Problem description ::
Out of all the lines below, count those with the word "time". Give the number only.

Extracted records ::

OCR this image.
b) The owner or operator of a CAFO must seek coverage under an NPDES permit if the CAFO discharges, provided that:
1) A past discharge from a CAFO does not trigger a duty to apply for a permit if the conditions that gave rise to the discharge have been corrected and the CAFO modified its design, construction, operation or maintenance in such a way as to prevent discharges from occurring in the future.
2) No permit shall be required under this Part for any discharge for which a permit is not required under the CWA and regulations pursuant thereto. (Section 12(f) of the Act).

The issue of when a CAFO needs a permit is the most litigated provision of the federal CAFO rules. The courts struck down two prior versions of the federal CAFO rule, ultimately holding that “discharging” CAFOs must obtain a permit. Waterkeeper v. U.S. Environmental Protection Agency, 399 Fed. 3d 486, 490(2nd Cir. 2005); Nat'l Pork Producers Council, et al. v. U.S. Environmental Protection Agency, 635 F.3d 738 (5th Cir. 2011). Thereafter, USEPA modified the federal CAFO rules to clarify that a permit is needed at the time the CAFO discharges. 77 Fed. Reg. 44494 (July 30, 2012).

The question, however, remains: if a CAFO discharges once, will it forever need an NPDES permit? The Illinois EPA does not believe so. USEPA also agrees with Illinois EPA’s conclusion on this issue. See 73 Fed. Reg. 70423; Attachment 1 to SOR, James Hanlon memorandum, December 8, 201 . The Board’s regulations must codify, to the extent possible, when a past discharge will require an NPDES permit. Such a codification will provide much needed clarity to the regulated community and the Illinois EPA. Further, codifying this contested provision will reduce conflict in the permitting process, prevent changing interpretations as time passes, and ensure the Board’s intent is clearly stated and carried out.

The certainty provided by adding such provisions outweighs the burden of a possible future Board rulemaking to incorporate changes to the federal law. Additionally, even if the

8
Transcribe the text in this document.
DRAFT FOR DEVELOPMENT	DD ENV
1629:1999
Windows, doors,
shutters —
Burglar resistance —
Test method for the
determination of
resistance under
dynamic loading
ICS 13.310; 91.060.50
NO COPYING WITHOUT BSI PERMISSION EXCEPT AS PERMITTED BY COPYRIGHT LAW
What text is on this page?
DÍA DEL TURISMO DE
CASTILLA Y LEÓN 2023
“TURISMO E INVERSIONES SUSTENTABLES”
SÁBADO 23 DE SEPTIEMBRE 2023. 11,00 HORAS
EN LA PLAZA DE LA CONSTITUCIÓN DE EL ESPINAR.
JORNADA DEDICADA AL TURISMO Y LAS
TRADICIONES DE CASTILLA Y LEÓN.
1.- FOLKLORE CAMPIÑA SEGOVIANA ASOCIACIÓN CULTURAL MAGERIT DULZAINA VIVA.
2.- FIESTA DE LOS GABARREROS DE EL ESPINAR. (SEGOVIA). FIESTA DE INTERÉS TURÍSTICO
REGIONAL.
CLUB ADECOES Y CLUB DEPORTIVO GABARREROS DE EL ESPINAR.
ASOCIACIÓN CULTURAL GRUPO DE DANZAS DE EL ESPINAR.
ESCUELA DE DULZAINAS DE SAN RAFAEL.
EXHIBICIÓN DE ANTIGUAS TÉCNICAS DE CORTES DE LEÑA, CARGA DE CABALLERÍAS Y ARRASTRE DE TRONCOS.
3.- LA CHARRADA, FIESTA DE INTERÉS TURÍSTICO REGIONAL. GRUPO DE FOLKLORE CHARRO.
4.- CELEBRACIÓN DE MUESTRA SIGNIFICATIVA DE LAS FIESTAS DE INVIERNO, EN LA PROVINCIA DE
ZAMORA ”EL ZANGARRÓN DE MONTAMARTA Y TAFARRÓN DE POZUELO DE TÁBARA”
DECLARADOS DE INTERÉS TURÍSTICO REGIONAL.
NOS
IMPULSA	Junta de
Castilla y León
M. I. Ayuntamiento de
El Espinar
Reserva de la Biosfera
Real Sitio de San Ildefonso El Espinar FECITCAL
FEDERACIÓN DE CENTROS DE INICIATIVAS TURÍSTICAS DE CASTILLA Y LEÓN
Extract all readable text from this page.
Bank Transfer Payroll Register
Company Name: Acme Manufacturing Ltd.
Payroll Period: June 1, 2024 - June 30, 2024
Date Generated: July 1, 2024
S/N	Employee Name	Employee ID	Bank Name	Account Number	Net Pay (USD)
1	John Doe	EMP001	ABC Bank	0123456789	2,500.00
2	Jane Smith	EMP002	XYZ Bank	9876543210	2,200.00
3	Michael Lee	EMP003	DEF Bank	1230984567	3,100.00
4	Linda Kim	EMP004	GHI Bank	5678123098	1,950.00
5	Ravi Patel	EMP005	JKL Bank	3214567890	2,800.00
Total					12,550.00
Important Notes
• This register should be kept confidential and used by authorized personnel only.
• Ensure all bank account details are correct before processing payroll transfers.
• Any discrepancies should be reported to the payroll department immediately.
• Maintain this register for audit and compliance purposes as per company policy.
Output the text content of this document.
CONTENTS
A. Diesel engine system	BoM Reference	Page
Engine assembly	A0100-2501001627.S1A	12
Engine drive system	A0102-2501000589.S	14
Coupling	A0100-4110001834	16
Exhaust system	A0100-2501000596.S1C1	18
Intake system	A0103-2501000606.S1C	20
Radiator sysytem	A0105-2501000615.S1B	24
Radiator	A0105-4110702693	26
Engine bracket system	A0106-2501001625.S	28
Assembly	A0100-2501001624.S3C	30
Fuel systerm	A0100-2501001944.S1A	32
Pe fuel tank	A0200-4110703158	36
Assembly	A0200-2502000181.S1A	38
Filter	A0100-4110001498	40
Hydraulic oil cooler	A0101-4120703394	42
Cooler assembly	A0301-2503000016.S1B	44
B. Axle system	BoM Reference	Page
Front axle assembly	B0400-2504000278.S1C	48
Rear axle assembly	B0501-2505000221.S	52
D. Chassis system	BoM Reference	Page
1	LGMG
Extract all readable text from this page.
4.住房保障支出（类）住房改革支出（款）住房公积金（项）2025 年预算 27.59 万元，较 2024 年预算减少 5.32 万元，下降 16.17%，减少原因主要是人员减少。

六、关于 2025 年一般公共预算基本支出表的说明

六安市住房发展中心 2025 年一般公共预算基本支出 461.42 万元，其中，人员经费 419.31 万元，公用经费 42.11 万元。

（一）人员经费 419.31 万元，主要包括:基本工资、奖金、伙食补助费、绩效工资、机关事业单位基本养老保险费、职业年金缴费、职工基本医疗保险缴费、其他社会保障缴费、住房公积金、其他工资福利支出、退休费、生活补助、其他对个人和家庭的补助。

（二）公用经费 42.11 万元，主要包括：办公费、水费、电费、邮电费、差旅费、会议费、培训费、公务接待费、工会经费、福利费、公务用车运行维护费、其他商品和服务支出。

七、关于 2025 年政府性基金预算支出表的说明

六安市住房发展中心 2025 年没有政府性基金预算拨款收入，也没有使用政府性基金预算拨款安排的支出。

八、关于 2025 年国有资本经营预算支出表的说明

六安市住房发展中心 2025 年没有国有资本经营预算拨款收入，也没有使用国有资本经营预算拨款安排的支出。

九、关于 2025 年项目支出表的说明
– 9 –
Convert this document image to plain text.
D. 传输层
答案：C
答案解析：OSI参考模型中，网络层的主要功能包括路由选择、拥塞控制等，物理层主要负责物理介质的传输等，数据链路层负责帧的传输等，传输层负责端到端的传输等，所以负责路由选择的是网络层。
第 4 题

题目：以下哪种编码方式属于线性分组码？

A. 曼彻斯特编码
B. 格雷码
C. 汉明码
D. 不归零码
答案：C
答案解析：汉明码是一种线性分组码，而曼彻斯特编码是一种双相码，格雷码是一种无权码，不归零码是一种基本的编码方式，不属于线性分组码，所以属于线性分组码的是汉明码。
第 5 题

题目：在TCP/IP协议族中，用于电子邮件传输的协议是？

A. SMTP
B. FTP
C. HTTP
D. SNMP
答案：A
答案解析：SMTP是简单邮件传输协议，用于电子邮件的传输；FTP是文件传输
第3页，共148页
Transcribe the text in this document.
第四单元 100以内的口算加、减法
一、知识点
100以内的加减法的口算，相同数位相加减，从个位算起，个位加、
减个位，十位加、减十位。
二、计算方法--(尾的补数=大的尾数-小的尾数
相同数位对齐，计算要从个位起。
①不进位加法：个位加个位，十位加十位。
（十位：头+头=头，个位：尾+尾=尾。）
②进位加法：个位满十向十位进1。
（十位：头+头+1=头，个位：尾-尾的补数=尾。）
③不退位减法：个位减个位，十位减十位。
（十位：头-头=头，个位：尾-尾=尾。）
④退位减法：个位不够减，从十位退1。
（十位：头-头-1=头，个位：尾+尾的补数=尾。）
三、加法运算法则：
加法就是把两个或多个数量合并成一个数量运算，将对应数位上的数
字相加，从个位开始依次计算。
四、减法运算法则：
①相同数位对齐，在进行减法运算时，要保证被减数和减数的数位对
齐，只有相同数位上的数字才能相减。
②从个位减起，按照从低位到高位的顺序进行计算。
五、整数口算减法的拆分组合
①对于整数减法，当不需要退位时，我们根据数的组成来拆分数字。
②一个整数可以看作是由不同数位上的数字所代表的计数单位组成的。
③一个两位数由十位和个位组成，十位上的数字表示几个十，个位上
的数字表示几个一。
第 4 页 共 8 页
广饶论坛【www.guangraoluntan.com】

Response to this exercise ::
2